(SHORT EXERCISE): Retype all of the data exactly as given.
--- BEGIN EXTRACTED MATERIAL ---
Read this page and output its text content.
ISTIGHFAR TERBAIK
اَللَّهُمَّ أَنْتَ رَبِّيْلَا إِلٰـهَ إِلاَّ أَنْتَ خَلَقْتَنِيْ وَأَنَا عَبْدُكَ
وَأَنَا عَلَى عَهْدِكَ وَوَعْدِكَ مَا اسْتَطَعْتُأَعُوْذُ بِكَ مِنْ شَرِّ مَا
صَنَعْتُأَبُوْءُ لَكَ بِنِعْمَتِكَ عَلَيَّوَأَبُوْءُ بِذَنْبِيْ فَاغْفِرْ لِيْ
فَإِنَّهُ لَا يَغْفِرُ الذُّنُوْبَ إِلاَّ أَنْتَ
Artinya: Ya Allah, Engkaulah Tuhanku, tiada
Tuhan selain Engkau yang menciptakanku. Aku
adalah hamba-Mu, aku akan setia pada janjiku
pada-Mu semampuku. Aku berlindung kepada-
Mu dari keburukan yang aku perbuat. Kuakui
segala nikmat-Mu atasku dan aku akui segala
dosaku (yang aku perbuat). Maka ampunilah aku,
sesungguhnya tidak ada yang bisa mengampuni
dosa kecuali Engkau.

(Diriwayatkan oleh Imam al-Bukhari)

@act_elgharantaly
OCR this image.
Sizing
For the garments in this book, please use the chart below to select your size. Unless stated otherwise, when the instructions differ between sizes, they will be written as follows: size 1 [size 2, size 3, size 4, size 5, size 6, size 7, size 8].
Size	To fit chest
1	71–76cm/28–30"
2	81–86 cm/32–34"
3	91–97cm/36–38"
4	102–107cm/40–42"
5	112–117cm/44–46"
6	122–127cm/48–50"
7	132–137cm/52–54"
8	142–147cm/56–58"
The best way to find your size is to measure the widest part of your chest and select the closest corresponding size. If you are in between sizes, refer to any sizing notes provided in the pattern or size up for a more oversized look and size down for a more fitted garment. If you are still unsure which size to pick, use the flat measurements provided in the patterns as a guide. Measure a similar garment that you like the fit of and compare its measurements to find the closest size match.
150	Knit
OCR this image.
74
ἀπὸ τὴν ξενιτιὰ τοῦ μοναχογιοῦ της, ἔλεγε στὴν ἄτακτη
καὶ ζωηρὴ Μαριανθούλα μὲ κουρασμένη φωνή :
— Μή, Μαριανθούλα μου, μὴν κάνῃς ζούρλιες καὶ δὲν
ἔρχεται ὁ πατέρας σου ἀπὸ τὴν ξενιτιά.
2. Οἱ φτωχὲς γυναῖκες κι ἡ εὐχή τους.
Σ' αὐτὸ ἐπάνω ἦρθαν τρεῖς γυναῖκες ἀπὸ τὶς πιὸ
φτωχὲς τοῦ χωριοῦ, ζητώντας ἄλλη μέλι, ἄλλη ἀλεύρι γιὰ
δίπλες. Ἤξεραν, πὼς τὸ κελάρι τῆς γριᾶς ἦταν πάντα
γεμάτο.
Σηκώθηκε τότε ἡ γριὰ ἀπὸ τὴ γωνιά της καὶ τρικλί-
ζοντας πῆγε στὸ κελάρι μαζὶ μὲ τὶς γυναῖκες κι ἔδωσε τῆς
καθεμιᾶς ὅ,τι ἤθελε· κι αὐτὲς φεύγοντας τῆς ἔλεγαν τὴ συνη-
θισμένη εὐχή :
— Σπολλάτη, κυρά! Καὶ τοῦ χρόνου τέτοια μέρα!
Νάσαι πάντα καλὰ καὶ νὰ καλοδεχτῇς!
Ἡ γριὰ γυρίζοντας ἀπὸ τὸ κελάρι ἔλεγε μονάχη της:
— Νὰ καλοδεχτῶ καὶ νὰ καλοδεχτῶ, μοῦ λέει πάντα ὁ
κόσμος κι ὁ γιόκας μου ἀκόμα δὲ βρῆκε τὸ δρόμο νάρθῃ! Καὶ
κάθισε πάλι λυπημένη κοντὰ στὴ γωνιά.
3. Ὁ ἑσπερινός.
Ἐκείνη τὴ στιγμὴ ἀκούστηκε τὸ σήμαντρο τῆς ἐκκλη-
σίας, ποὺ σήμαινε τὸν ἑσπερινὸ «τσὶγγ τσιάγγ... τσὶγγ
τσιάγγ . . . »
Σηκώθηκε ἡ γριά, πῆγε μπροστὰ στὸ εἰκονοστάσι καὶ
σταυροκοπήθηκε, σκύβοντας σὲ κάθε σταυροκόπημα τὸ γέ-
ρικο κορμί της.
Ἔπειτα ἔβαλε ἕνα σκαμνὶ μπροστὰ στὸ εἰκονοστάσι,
--- END EXTRACTED MATERIAL ---
(WRITTEN ANSWER):
Read this page and output its text content.
ISTIGHFAR TERBAIK
اَللَّهُمَّ أَنْتَ رَبِّيْلَا إِلٰـهَ إِلاَّ أَنْتَ خَلَقْتَنِيْ وَأَنَا عَبْدُكَ
وَأَنَا عَلَى عَهْدِكَ وَوَعْدِكَ مَا اسْتَطَعْتُأَعُوْذُ بِكَ مِنْ شَرِّ مَا
صَنَعْتُأَبُوْءُ لَكَ بِنِعْمَتِكَ عَلَيَّوَأَبُوْءُ بِذَنْبِيْ فَاغْفِرْ لِيْ
فَإِنَّهُ لَا يَغْفِرُ الذُّنُوْبَ إِلاَّ أَنْتَ
Artinya: Ya Allah, Engkaulah Tuhanku, tiada
Tuhan selain Engkau yang menciptakanku. Aku
adalah hamba-Mu, aku akan setia pada janjiku
pada-Mu semampuku. Aku berlindung kepada-
Mu dari keburukan yang aku perbuat. Kuakui
segala nikmat-Mu atasku dan aku akui segala
dosaku (yang aku perbuat). Maka ampunilah aku,
sesungguhnya tidak ada yang bisa mengampuni
dosa kecuali Engkau.

(Diriwayatkan oleh Imam al-Bukhari)

@act_elgharantaly
OCR this image.
Sizing
For the garments in this book, please use the chart below to select your size. Unless stated otherwise, when the instructions differ between sizes, they will be written as follows: size 1 [size 2, size 3, size 4, size 5, size 6, size 7, size 8].
Size	To fit chest
1	71–76cm/28–30"
2	81–86 cm/32–34"
3	91–97cm/36–38"
4	102–107cm/40–42"
5	112–117cm/44–46"
6	122–127cm/48–50"
7	132–137cm/52–54"
8	142–147cm/56–58"
The best way to find your size is to measure the widest part of your chest and select the closest corresponding size. If you are in between sizes, refer to any sizing notes provided in the pattern or size up for a more oversized look and size down for a more fitted garment. If you are still unsure which size to pick, use the flat measurements provided in the patterns as a guide. Measure a similar garment that you like the fit of and compare its measurements to find the closest size match.
150	Knit
OCR this image.
74
ἀπὸ τὴν ξενιτιὰ τοῦ μοναχογιοῦ της, ἔλεγε στὴν ἄτακτη
καὶ ζωηρὴ Μαριανθούλα μὲ κουρασμένη φωνή :
— Μή, Μαριανθούλα μου, μὴν κάνῃς ζούρλιες καὶ δὲν
ἔρχεται ὁ πατέρας σου ἀπὸ τὴν ξενιτιά.
2. Οἱ φτωχὲς γυναῖκες κι ἡ εὐχή τους.
Σ' αὐτὸ ἐπάνω ἦρθαν τρεῖς γυναῖκες ἀπὸ τὶς πιὸ
φτωχὲς τοῦ χωριοῦ, ζητώντας ἄλλη μέλι, ἄλλη ἀλεύρι γιὰ
δίπλες. Ἤξεραν, πὼς τὸ κελάρι τῆς γριᾶς ἦταν πάντα
γεμάτο.
Σηκώθηκε τότε ἡ γριὰ ἀπὸ τὴ γωνιά της καὶ τρικλί-
ζοντας πῆγε στὸ κελάρι μαζὶ μὲ τὶς γυναῖκες κι ἔδωσε τῆς
καθεμιᾶς ὅ,τι ἤθελε· κι αὐτὲς φεύγοντας τῆς ἔλεγαν τὴ συνη-
θισμένη εὐχή :
— Σπολλάτη, κυρά! Καὶ τοῦ χρόνου τέτοια μέρα!
Νάσαι πάντα καλὰ καὶ νὰ καλοδεχτῇς!
Ἡ γριὰ γυρίζοντας ἀπὸ τὸ κελάρι ἔλεγε μονάχη της:
— Νὰ καλοδεχτῶ καὶ νὰ καλοδεχτῶ, μοῦ λέει πάντα ὁ
κόσμος κι ὁ γιόκας μου ἀκόμα δὲ βρῆκε τὸ δρόμο νάρθῃ! Καὶ
κάθισε πάλι λυπημένη κοντὰ στὴ γωνιά.
3. Ὁ ἑσπερινός.
Ἐκείνη τὴ στιγμὴ ἀκούστηκε τὸ σήμαντρο τῆς ἐκκλη-
σίας, ποὺ σήμαινε τὸν ἑσπερινὸ «τσὶγγ τσιάγγ... τσὶγγ
τσιάγγ . . . »
Σηκώθηκε ἡ γριά, πῆγε μπροστὰ στὸ εἰκονοστάσι καὶ
σταυροκοπήθηκε, σκύβοντας σὲ κάθε σταυροκόπημα τὸ γέ-
ρικο κορμί της.
Ἔπειτα ἔβαλε ἕνα σκαμνὶ μπροστὰ στὸ εἰκονοστάσι,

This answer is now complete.